● Exercise requirements:
Please lay out everything from the start of the records down to the line containing "toc-entry[interactable] bbox=[42, 115, 360, 123]" as a numbered list, leaving out any blank lines.

● Input material:
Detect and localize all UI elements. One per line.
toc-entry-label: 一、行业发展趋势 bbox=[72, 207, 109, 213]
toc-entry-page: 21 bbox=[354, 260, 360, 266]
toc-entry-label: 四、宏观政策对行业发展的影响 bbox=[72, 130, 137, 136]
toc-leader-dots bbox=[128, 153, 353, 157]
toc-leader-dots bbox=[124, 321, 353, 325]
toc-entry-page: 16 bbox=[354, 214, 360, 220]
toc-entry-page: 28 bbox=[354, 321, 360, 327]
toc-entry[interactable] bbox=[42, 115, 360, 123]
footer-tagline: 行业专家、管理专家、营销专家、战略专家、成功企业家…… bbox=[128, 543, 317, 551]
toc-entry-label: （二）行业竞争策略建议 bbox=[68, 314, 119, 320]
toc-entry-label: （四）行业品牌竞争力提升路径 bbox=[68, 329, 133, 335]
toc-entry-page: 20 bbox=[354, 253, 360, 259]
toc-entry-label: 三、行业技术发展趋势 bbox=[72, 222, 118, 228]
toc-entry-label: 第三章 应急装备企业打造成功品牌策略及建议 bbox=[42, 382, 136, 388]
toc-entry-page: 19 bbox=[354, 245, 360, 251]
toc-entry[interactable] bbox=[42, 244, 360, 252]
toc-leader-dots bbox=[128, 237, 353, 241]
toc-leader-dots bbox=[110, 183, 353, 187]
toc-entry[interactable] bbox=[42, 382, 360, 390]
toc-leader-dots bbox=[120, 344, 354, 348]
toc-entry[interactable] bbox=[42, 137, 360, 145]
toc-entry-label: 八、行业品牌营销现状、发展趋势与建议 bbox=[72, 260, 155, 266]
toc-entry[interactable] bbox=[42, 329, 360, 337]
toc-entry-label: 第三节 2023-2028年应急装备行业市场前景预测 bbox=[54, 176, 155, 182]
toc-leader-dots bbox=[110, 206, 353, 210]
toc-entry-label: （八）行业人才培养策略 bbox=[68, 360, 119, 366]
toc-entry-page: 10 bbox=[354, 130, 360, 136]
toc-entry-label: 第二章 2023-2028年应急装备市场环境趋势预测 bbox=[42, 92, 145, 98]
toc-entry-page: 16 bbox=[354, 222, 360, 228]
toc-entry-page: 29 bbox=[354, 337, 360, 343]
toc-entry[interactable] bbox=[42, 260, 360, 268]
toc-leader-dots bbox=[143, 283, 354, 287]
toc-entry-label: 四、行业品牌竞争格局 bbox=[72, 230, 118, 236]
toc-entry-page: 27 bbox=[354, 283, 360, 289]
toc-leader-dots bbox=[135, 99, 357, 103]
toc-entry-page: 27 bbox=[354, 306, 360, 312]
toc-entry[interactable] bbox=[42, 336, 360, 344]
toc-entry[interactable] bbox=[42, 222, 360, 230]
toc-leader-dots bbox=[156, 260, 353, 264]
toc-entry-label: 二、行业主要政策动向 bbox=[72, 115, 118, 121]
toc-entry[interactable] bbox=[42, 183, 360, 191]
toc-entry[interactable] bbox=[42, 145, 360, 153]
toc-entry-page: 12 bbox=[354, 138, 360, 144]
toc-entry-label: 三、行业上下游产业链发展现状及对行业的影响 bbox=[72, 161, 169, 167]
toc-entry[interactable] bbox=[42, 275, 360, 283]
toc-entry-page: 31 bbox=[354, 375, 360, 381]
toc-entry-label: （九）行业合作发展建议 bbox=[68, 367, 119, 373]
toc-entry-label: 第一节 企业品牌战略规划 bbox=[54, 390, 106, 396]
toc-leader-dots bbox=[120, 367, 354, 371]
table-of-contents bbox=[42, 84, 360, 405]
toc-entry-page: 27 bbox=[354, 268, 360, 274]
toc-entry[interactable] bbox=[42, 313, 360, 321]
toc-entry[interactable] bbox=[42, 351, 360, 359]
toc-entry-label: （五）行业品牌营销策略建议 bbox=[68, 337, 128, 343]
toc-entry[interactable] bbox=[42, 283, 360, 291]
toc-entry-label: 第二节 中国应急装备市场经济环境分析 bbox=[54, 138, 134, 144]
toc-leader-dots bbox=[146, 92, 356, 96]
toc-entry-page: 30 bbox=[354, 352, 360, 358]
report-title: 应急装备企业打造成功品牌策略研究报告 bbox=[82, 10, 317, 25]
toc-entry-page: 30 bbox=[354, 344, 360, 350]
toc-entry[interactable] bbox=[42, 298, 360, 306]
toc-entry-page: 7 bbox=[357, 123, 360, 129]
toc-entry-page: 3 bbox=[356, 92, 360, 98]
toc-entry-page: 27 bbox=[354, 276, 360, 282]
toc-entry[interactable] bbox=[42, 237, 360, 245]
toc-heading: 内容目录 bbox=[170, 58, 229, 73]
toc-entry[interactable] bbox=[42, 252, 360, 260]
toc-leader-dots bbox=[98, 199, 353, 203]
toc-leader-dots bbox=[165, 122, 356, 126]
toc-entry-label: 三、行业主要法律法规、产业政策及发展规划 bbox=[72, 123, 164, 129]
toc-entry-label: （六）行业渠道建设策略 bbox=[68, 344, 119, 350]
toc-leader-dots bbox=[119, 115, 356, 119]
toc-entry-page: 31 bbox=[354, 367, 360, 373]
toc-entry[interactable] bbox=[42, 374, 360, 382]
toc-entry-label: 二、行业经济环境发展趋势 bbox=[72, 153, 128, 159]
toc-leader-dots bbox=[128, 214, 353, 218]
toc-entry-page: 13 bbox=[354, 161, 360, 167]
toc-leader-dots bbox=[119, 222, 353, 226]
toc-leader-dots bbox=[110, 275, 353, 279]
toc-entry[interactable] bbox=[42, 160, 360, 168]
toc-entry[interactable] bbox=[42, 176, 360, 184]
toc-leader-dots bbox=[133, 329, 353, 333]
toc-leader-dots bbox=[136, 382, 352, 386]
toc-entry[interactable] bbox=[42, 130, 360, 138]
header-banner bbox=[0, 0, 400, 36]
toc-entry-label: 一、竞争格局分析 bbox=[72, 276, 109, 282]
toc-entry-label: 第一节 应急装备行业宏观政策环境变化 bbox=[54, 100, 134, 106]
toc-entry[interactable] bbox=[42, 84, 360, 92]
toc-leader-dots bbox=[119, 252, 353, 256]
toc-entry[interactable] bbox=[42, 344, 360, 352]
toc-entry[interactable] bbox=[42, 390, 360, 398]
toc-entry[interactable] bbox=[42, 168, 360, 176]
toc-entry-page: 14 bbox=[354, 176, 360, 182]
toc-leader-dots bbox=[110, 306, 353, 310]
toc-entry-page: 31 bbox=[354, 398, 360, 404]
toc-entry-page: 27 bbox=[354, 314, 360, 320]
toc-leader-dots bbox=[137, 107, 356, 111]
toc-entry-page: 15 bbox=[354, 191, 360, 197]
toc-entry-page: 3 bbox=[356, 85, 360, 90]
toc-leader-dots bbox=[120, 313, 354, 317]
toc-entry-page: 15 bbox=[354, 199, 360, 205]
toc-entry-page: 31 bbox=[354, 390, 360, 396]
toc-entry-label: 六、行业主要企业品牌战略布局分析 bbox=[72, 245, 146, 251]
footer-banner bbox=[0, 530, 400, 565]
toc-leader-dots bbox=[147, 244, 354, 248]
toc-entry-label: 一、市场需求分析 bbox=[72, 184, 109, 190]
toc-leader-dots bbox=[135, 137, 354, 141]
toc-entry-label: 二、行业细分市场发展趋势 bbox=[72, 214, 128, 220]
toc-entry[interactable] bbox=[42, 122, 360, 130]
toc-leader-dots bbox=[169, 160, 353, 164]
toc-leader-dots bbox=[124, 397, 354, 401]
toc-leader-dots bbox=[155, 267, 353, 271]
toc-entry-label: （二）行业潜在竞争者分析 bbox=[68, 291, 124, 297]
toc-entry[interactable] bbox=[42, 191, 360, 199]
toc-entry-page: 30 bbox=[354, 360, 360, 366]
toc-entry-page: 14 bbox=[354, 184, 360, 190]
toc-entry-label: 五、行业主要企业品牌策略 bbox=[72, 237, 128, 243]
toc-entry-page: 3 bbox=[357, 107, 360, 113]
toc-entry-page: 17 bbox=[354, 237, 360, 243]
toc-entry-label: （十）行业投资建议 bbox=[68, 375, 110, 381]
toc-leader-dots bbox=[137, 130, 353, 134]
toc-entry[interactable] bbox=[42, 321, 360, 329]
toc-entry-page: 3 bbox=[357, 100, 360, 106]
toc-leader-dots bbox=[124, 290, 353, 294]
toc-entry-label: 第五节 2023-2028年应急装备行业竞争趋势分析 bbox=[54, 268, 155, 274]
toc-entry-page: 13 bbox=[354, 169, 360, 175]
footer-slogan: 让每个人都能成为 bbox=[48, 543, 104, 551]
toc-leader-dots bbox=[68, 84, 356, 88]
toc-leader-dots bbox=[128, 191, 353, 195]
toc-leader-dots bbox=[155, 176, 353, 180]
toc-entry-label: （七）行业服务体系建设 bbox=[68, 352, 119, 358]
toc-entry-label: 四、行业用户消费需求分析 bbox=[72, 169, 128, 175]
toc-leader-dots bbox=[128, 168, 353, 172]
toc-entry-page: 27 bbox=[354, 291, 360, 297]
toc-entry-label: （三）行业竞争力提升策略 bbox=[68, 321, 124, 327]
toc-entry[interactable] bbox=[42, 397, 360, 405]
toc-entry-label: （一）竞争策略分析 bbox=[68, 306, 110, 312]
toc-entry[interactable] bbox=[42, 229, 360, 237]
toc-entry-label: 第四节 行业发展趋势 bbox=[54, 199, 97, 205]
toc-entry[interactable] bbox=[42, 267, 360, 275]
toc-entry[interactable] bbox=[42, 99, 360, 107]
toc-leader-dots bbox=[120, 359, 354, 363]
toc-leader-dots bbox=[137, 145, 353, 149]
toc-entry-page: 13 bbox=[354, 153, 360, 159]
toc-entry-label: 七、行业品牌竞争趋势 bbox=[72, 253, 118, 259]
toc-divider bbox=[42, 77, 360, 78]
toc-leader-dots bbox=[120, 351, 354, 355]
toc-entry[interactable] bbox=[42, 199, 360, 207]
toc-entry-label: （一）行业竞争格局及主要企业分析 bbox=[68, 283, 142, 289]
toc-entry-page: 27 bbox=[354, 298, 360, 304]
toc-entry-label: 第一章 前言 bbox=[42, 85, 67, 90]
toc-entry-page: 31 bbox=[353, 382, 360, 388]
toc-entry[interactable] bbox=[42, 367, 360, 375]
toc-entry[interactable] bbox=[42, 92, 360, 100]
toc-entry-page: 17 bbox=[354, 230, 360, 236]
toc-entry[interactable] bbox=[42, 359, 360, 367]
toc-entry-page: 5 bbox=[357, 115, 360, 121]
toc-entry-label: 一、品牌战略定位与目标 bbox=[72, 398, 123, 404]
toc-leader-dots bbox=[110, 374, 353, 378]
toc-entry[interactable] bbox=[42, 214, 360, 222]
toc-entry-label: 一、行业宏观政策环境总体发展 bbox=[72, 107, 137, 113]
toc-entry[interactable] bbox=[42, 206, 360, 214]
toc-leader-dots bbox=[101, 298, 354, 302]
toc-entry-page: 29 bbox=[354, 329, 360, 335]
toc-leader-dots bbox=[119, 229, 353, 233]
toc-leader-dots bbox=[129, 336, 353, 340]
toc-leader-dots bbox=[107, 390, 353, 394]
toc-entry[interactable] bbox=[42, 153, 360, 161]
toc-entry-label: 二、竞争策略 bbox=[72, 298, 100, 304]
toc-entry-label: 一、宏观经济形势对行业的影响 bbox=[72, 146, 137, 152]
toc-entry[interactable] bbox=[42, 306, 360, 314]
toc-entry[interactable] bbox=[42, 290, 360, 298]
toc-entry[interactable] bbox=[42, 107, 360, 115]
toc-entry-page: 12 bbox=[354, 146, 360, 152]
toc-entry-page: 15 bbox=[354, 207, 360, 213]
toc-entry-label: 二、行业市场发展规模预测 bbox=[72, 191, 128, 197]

● Output of the exercise:
1. Detect and localize all UI elements. One per line.
2. toc-entry-label: 一、行业发展趋势 bbox=[72, 207, 109, 213]
3. toc-entry-page: 21 bbox=[354, 260, 360, 266]
4. toc-entry-label: 四、宏观政策对行业发展的影响 bbox=[72, 130, 137, 136]
5. toc-leader-dots bbox=[128, 153, 353, 157]
6. toc-leader-dots bbox=[124, 321, 353, 325]
7. toc-entry-page: 16 bbox=[354, 214, 360, 220]
8. toc-entry-page: 28 bbox=[354, 321, 360, 327]
9. toc-entry[interactable] bbox=[42, 115, 360, 123]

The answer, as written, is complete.